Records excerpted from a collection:
<<<<

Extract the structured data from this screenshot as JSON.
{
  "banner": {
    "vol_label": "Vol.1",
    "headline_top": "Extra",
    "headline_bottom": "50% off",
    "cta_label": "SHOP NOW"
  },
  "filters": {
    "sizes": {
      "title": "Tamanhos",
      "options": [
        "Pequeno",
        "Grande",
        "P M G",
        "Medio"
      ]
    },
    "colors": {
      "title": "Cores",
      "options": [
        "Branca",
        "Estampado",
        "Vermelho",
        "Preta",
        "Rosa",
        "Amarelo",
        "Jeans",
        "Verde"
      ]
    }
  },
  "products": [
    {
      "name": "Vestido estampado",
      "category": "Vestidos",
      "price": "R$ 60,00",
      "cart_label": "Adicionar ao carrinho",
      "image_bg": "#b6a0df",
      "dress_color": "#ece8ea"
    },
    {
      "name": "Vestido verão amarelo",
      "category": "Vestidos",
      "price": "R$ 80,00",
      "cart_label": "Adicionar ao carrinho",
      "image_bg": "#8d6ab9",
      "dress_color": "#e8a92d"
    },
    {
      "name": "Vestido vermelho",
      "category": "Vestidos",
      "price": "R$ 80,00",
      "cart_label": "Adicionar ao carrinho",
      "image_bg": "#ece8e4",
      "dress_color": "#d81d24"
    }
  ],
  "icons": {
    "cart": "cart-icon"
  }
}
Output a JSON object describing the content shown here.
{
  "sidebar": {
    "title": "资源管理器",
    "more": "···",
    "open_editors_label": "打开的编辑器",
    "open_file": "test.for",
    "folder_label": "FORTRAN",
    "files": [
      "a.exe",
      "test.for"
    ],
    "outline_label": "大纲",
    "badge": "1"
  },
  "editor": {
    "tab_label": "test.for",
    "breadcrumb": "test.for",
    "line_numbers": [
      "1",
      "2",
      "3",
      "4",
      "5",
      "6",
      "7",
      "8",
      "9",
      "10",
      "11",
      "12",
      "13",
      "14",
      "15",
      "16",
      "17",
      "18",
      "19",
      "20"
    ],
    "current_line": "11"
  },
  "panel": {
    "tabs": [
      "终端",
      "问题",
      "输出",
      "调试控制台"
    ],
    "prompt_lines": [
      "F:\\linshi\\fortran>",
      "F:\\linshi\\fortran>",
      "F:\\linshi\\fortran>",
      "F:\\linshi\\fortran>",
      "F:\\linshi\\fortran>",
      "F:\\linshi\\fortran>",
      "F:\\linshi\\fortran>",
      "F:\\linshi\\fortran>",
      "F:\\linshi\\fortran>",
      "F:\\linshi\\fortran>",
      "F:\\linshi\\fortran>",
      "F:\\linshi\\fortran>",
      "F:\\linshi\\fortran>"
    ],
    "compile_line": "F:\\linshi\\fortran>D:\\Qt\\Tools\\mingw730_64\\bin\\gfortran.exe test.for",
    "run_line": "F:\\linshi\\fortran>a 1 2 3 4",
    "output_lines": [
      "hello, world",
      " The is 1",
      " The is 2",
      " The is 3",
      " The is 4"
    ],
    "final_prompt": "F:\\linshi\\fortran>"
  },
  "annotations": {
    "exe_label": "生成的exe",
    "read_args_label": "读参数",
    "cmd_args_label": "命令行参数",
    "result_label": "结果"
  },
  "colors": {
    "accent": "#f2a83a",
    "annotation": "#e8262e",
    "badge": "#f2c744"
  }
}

>>>>

* Challenge *
Reproduce the listing in full. Keep it exactly as written.

* Task solution *
Extract the structured data from this screenshot as JSON.
{
  "banner": {
    "vol_label": "Vol.1",
    "headline_top": "Extra",
    "headline_bottom": "50% off",
    "cta_label": "SHOP NOW"
  },
  "filters": {
    "sizes": {
      "title": "Tamanhos",
      "options": [
        "Pequeno",
        "Grande",
        "P M G",
        "Medio"
      ]
    },
    "colors": {
      "title": "Cores",
      "options": [
        "Branca",
        "Estampado",
        "Vermelho",
        "Preta",
        "Rosa",
        "Amarelo",
        "Jeans",
        "Verde"
      ]
    }
  },
  "products": [
    {
      "name": "Vestido estampado",
      "category": "Vestidos",
      "price": "R$ 60,00",
      "cart_label": "Adicionar ao carrinho",
      "image_bg": "#b6a0df",
      "dress_color": "#ece8ea"
    },
    {
      "name": "Vestido verão amarelo",
      "category": "Vestidos",
      "price": "R$ 80,00",
      "cart_label": "Adicionar ao carrinho",
      "image_bg": "#8d6ab9",
      "dress_color": "#e8a92d"
    },
    {
      "name": "Vestido vermelho",
      "category": "Vestidos",
      "price": "R$ 80,00",
      "cart_label": "Adicionar ao carrinho",
      "image_bg": "#ece8e4",
      "dress_color": "#d81d24"
    }
  ],
  "icons": {
    "cart": "cart-icon"
  }
}
Output a JSON object describing the content shown here.
{
  "sidebar": {
    "title": "资源管理器",
    "more": "···",
    "open_editors_label": "打开的编辑器",
    "open_file": "test.for",
    "folder_label": "FORTRAN",
    "files": [
      "a.exe",
      "test.for"
    ],
    "outline_label": "大纲",
    "badge": "1"
  },
  "editor": {
    "tab_label": "test.for",
    "breadcrumb": "test.for",
    "line_numbers": [
      "1",
      "2",
      "3",
      "4",
      "5",
      "6",
      "7",
      "8",
      "9",
      "10",
      "11",
      "12",
      "13",
      "14",
      "15",
      "16",
      "17",
      "18",
      "19",
      "20"
    ],
    "current_line": "11"
  },
  "panel": {
    "tabs": [
      "终端",
      "问题",
      "输出",
      "调试控制台"
    ],
    "prompt_lines": [
      "F:\\linshi\\fortran>",
      "F:\\linshi\\fortran>",
      "F:\\linshi\\fortran>",
      "F:\\linshi\\fortran>",
      "F:\\linshi\\fortran>",
      "F:\\linshi\\fortran>",
      "F:\\linshi\\fortran>",
      "F:\\linshi\\fortran>",
      "F:\\linshi\\fortran>",
      "F:\\linshi\\fortran>",
      "F:\\linshi\\fortran>",
      "F:\\linshi\\fortran>",
      "F:\\linshi\\fortran>"
    ],
    "compile_line": "F:\\linshi\\fortran>D:\\Qt\\Tools\\mingw730_64\\bin\\gfortran.exe test.for",
    "run_line": "F:\\linshi\\fortran>a 1 2 3 4",
    "output_lines": [
      "hello, world",
      " The is 1",
      " The is 2",
      " The is 3",
      " The is 4"
    ],
    "final_prompt": "F:\\linshi\\fortran>"
  },
  "annotations": {
    "exe_label": "生成的exe",
    "read_args_label": "读参数",
    "cmd_args_label": "命令行参数",
    "result_label": "结果"
  },
  "colors": {
    "accent": "#f2a83a",
    "annotation": "#e8262e",
    "badge": "#f2c744"
  }
}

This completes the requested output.